*STATED TASK:* Images must not appear in your copy; reproduce every other part of the records exactly.

*ENTRIES:*
%%

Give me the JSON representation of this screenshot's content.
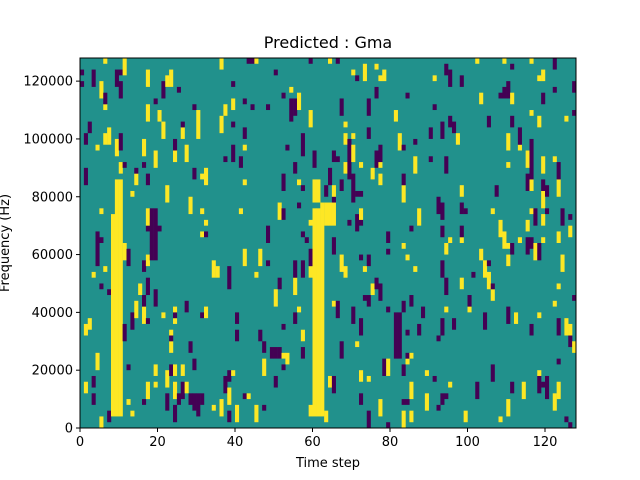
{
  "chart_data": {
    "type": "heatmap",
    "title": "Predicted : Gma",
    "xlabel": "Time step",
    "ylabel": "Frequency (Hz)",
    "xlim": [
      0,
      128
    ],
    "ylim": [
      0,
      128000
    ],
    "x_ticks": [
      0,
      20,
      40,
      60,
      80,
      100,
      120
    ],
    "y_ticks": [
      0,
      20000,
      40000,
      60000,
      80000,
      100000,
      120000
    ],
    "y_tick_labels": [
      "0",
      "20000",
      "40000",
      "60000",
      "80000",
      "100000",
      "120000"
    ],
    "grid": false,
    "colormap": "viridis",
    "colors": {
      "low": "#440154",
      "mid": "#21918c",
      "high": "#fde725"
    },
    "grid_shape": {
      "time_steps": 128,
      "frequency_bins": 64
    },
    "bin_height_hz": 2000,
    "background_level": "mid",
    "bands": [
      {
        "level": "high",
        "x_start": 8,
        "x_end": 11,
        "y_start": 4000,
        "y_end": 74000
      },
      {
        "level": "high",
        "x_start": 9,
        "x_end": 11,
        "y_start": 74000,
        "y_end": 86000
      },
      {
        "level": "high",
        "x_start": 60,
        "x_end": 63,
        "y_start": 4000,
        "y_end": 76000
      },
      {
        "level": "high",
        "x_start": 62,
        "x_end": 66,
        "y_start": 70000,
        "y_end": 78000
      },
      {
        "level": "high",
        "x_start": 60,
        "x_end": 62,
        "y_start": 78000,
        "y_end": 86000
      },
      {
        "level": "low",
        "x_start": 81,
        "x_end": 83,
        "y_start": 24000,
        "y_end": 40000
      },
      {
        "level": "low",
        "x_start": 18,
        "x_end": 20,
        "y_start": 58000,
        "y_end": 76000
      },
      {
        "level": "low",
        "x_start": 28,
        "x_end": 32,
        "y_start": 8000,
        "y_end": 12000
      },
      {
        "level": "low",
        "x_start": 49,
        "x_end": 52,
        "y_start": 24000,
        "y_end": 28000
      },
      {
        "level": "low",
        "x_start": 71,
        "x_end": 73,
        "y_start": 80000,
        "y_end": 82000
      }
    ],
    "scatter_density": 0.05,
    "scatter_seed": 12345
  }
}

%%

*OUTPUT OF THE EXERCISE:*
Give me the JSON representation of this screenshot's content.
{
  "chart_data": {
    "type": "heatmap",
    "title": "Predicted : Gma",
    "xlabel": "Time step",
    "ylabel": "Frequency (Hz)",
    "xlim": [
      0,
      128
    ],
    "ylim": [
      0,
      128000
    ],
    "x_ticks": [
      0,
      20,
      40,
      60,
      80,
      100,
      120
    ],
    "y_ticks": [
      0,
      20000,
      40000,
      60000,
      80000,
      100000,
      120000
    ],
    "y_tick_labels": [
      "0",
      "20000",
      "40000",
      "60000",
      "80000",
      "100000",
      "120000"
    ],
    "grid": false,
    "colormap": "viridis",
    "colors": {
      "low": "#440154",
      "mid": "#21918c",
      "high": "#fde725"
    },
    "grid_shape": {
      "time_steps": 128,
      "frequency_bins": 64
    },
    "bin_height_hz": 2000,
    "background_level": "mid",
    "bands": [
      {
        "level": "high",
        "x_start": 8,
        "x_end": 11,
        "y_start": 4000,
        "y_end": 74000
      },
      {
        "level": "high",
        "x_start": 9,
        "x_end": 11,
        "y_start": 74000,
        "y_end": 86000
      },
      {
        "level": "high",
        "x_start": 60,
        "x_end": 63,
        "y_start": 4000,
        "y_end": 76000
      },
      {
        "level": "high",
        "x_start": 62,
        "x_end": 66,
        "y_start": 70000,
        "y_end": 78000
      },
      {
        "level": "high",
        "x_start": 60,
        "x_end": 62,
        "y_start": 78000,
        "y_end": 86000
      },
      {
        "level": "low",
        "x_start": 81,
        "x_end": 83,
        "y_start": 24000,
        "y_end": 40000
      },
      {
        "level": "low",
        "x_start": 18,
        "x_end": 20,
        "y_start": 58000,
        "y_end": 76000
      },
      {
        "level": "low",
        "x_start": 28,
        "x_end": 32,
        "y_start": 8000,
        "y_end": 12000
      },
      {
        "level": "low",
        "x_start": 49,
        "x_end": 52,
        "y_start": 24000,
        "y_end": 28000
      },
      {
        "level": "low",
        "x_start": 71,
        "x_end": 73,
        "y_start": 80000,
        "y_end": 82000
      }
    ],
    "scatter_density": 0.05,
    "scatter_seed": 12345
  }
}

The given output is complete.